Work instructions =
Lift every line from the entries that includes the word "strekna".

Data for this task =
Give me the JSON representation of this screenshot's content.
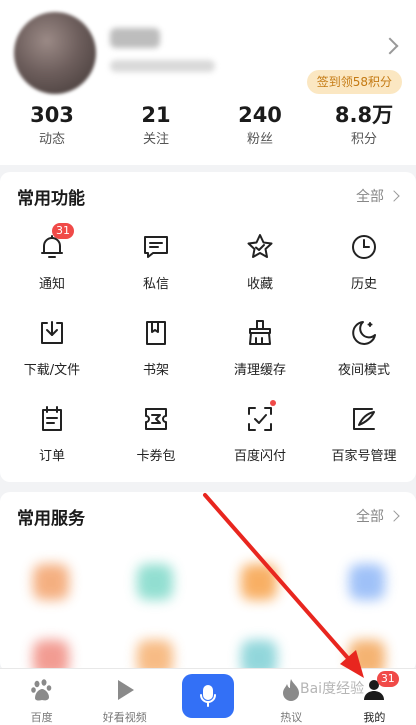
{
  "profile": {
    "checkin_label": "签到领58积分",
    "stats": [
      {
        "value": "303",
        "label": "动态"
      },
      {
        "value": "21",
        "label": "关注"
      },
      {
        "value": "240",
        "label": "粉丝"
      },
      {
        "value": "8.8万",
        "label": "积分"
      }
    ]
  },
  "functions": {
    "title": "常用功能",
    "more": "全部",
    "items": [
      {
        "label": "通知",
        "icon": "bell-icon",
        "badge": "31"
      },
      {
        "label": "私信",
        "icon": "chat-icon"
      },
      {
        "label": "收藏",
        "icon": "star-icon"
      },
      {
        "label": "历史",
        "icon": "clock-icon"
      },
      {
        "label": "下载/文件",
        "icon": "download-icon"
      },
      {
        "label": "书架",
        "icon": "bookshelf-icon"
      },
      {
        "label": "清理缓存",
        "icon": "broom-icon"
      },
      {
        "label": "夜间模式",
        "icon": "moon-icon"
      },
      {
        "label": "订单",
        "icon": "order-icon"
      },
      {
        "label": "卡券包",
        "icon": "coupon-icon"
      },
      {
        "label": "百度闪付",
        "icon": "scan-pay-icon",
        "dot": true
      },
      {
        "label": "百家号管理",
        "icon": "pen-paper-icon"
      }
    ]
  },
  "services": {
    "title": "常用服务",
    "more": "全部"
  },
  "bottom_nav": [
    {
      "label": "百度",
      "icon": "baidu-paw-icon"
    },
    {
      "label": "好看视频",
      "icon": "play-icon"
    },
    {
      "label": "",
      "icon": "microphone-icon"
    },
    {
      "label": "热议",
      "icon": "flame-icon"
    },
    {
      "label": "我的",
      "icon": "user-icon",
      "badge": "31"
    }
  ],
  "watermark": "Bai度经验",
  "colors": {
    "accent_blue": "#3370f6",
    "badge_red": "#f04a48",
    "checkin_bg": "#fbe7c2",
    "checkin_text": "#c47a13",
    "annotation_arrow": "#e8261f"
  }
}
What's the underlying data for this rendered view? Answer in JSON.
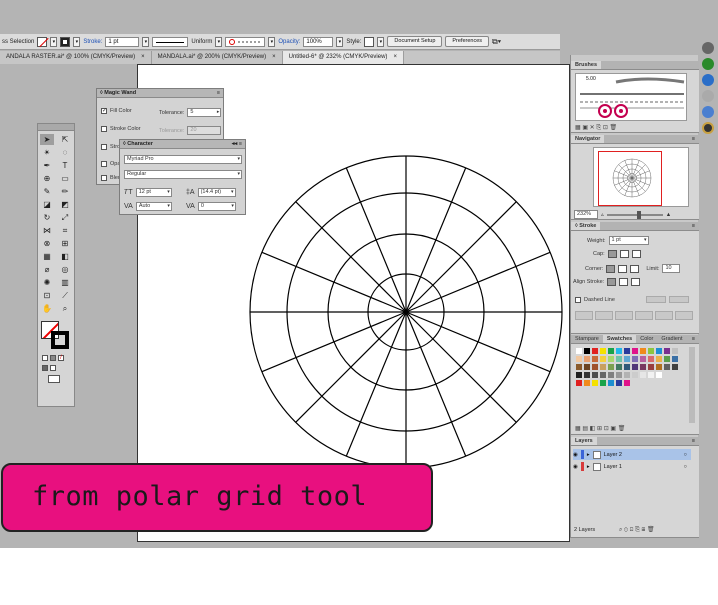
{
  "control_bar": {
    "selection_label": "ss Selection",
    "stroke_label": "Stroke:",
    "stroke_weight": "1 pt",
    "stroke_profile": "Uniform",
    "opacity_label": "Opacity:",
    "opacity_value": "100%",
    "style_label": "Style:",
    "document_setup": "Document Setup",
    "preferences": "Preferences"
  },
  "doc_tabs": [
    {
      "label": "ANDALA RASTER.ai* @ 100% (CMYK/Preview)",
      "active": false
    },
    {
      "label": "MANDALA.ai* @ 200% (CMYK/Preview)",
      "active": false
    },
    {
      "label": "Untitled-6* @ 232% (CMYK/Preview)",
      "active": true
    }
  ],
  "tab_close": "×",
  "magic_wand": {
    "title": "◊ Magic Wand",
    "fill_color": "Fill Color",
    "tolerance_label": "Tolerance:",
    "tolerance_value": "5",
    "stroke_color": "Stroke Color",
    "stroke_tolerance_label": "Tolerance:",
    "stroke_tolerance_value": "20",
    "row3": "Stro",
    "row4": "Opa",
    "row5": "Blen"
  },
  "character": {
    "title": "◊ Character",
    "font_family": "Myriad Pro",
    "font_style": "Regular",
    "font_size": "12 pt",
    "leading": "(14.4 pt)",
    "kerning": "Auto",
    "tracking": "0"
  },
  "brushes": {
    "title": "Brushes",
    "brush_size": "5.00"
  },
  "navigator": {
    "title": "Navigator",
    "zoom": "232%"
  },
  "stroke_panel": {
    "title": "◊ Stroke",
    "weight_label": "Weight:",
    "weight_value": "1 pt",
    "cap_label": "Cap:",
    "corner_label": "Corner:",
    "limit_label": "Limit:",
    "limit_value": "10",
    "align_label": "Align Stroke:",
    "dashed_label": "Dashed Line"
  },
  "swatches_tabs": [
    "Stampare",
    "Swatches",
    "Color",
    "Gradient"
  ],
  "swatch_colors": [
    "#ffffff",
    "#000000",
    "#e02020",
    "#f5e100",
    "#19a34a",
    "#23b8e8",
    "#2a3b9c",
    "#e0138b",
    "#f08a1c",
    "#8cc63f",
    "#1d8fd1",
    "#7a2f8f",
    "#c0c0c0",
    "#f2c8a0",
    "#e8a070",
    "#c86a3a",
    "#f4d03f",
    "#a9d86e",
    "#6fc4a8",
    "#5fa8d3",
    "#7f6fb5",
    "#b85fa0",
    "#d96b6b",
    "#e9b24a",
    "#5a9e4b",
    "#3a6fa5",
    "#8a5a2b",
    "#6b4423",
    "#a0522d",
    "#c8a060",
    "#7aa050",
    "#407860",
    "#305878",
    "#503878",
    "#783860",
    "#984040",
    "#b07020",
    "#606060",
    "#404040",
    "#202020",
    "#333333",
    "#4d4d4d",
    "#666666",
    "#808080",
    "#999999",
    "#b3b3b3",
    "#cccccc",
    "#e6e6e6",
    "#f2f2f2",
    "#ffffff",
    "#d6d6d6",
    "#d6d6d6",
    "#e02020",
    "#f08a1c",
    "#f5e100",
    "#19a34a",
    "#1d8fd1",
    "#2a3b9c",
    "#e0138b",
    "#d6d6d6",
    "#d6d6d6",
    "#d6d6d6",
    "#d6d6d6",
    "#d6d6d6",
    "#d6d6d6"
  ],
  "layers": {
    "title": "Layers",
    "items": [
      "Layer 2",
      "Layer 1"
    ],
    "footer": "2 Layers"
  },
  "caption": "from polar grid tool"
}
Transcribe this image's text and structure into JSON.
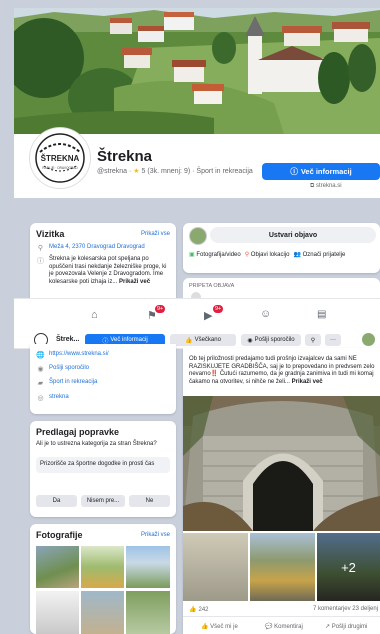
{
  "page": {
    "name": "Štrekna",
    "handle": "@strekna",
    "rating": "5 (3k. mnenj: 9)",
    "category": "Šport in rekreacija",
    "more_info_label": "Več informacij",
    "website_short": "strekna.si",
    "avatar_text": "ŠTREKNA",
    "avatar_subtext": "RADLJE · DRAVOGRAD"
  },
  "intro": {
    "title": "Vizitka",
    "edit": "Prikaži vse",
    "address": "Meža 4, 2370 Dravograd Dravograd",
    "description": "Štrekna je kolesarska pot speljana po opuščeni trasi nekdanje železniške proge, ki je povezovala Velenje z Dravogradom. Ime kolesarske poti izhaja iz...",
    "see_more": "Prikaži več"
  },
  "composer": {
    "create_post": "Ustvari objavo",
    "photo_video": "Fotografija/video",
    "checkin": "Objavi lokacijo",
    "tag": "Označi prijatelje",
    "pinned": "PRIPETA OBJAVA"
  },
  "tabbar": {
    "badge1": "9+",
    "badge2": "9+"
  },
  "sticky": {
    "name": "Štrek...",
    "more_info": "Več informacij",
    "like": "Všečkano",
    "send": "Pošlji sporočilo"
  },
  "details": {
    "website": "https://www.strekna.si/",
    "message": "Pošlji sporočilo",
    "category": "Šport in rekreacija",
    "handle": "strekna"
  },
  "suggest": {
    "title": "Predlagaj popravke",
    "question": "Ali je to ustrezna kategorija za stran Štrekna?",
    "category": "Prizorišče za športne dogodke in prosti čas",
    "yes": "Da",
    "unsure": "Nisem pre...",
    "no": "Ne"
  },
  "photos": {
    "title": "Fotografije",
    "see_all": "Prikaži vse"
  },
  "post": {
    "text": "Ob tej priložnosti predajamo tudi prošnjo izvajalcev da sami NE RAZISKUJETE GRADBIŠČA, saj je to prepovedano in predvsem zelo nevarno‼️ Čutući razumemo, da je gradnja zanimiva in tudi mi komaj čakamo na otvoritev, si nihče ne želi...",
    "see_more": "Prikaži več",
    "more_photos": "+2",
    "reactions": "242",
    "comments_shares": "7 komentarjev 23 deljenj",
    "like": "Všeč mi je",
    "comment": "Komentiraj",
    "share": "Pošlji drugimi"
  },
  "colors": {
    "accent": "#1877f2",
    "cover_sky": "#d4e2ec",
    "page_bg": "#c9d0dc"
  }
}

Complete answer =
    "handle": "@strekna",
    "website_short": "strekna.si",
    "website": "https://www.strekna.si/",
    "handle": "strekna"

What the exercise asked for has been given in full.